Present each line of the entries below that holds the word "Analyst".

▶ Records provided
= = = = = = =
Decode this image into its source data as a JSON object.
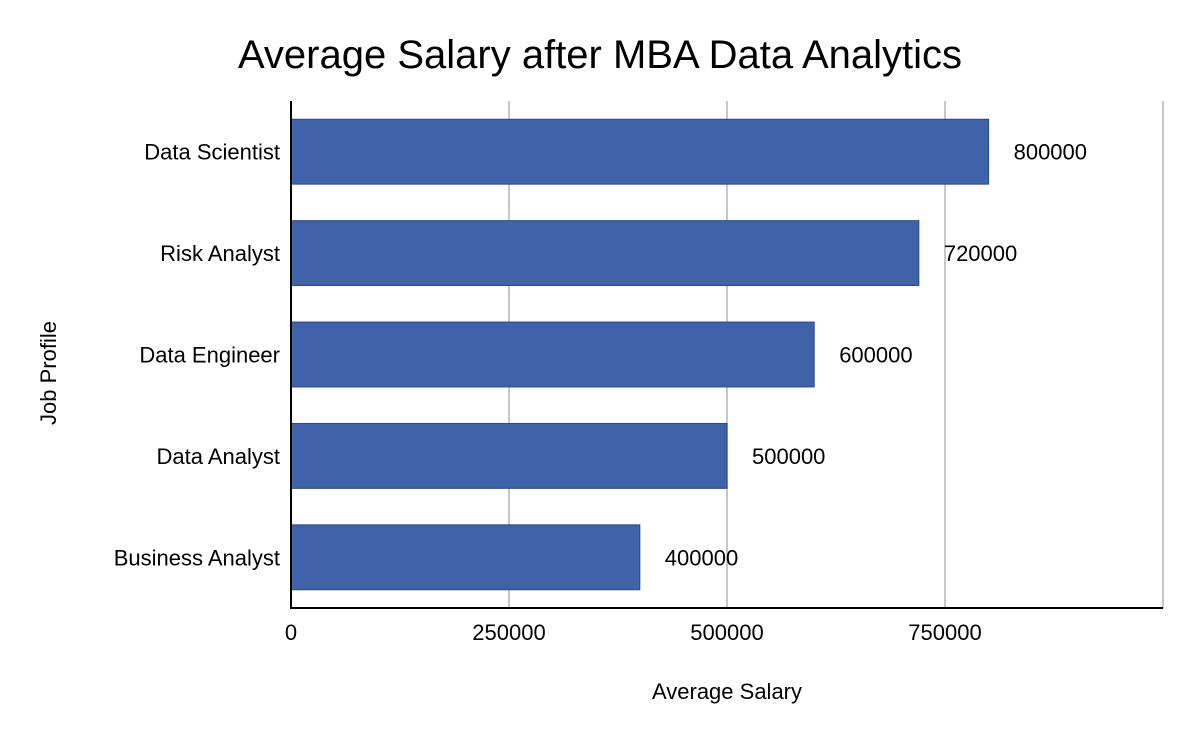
{
  "chart_data": {
    "type": "bar",
    "orientation": "horizontal",
    "title": "Average Salary after MBA Data Analytics",
    "xlabel": "Average Salary",
    "ylabel": "Job Profile",
    "categories": [
      "Data Scientist",
      "Risk Analyst",
      "Data Engineer",
      "Data Analyst",
      "Business Analyst"
    ],
    "values": [
      800000,
      720000,
      600000,
      500000,
      400000
    ],
    "data_labels": [
      "800000",
      "720000",
      "600000",
      "500000",
      "400000"
    ],
    "xlim": [
      0,
      1000000
    ],
    "x_ticks": [
      0,
      250000,
      500000,
      750000
    ],
    "x_tick_labels": [
      "0",
      "250000",
      "500000",
      "750000"
    ],
    "grid": true,
    "legend": "none",
    "bar_color": "#3f62a8",
    "bar_edge_color": "#2b4787",
    "grid_color": "#c6c6c6"
  }
}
= = = = = = =
▶ Response below
      "Risk Analyst",
      "Data Analyst",
      "Business Analyst"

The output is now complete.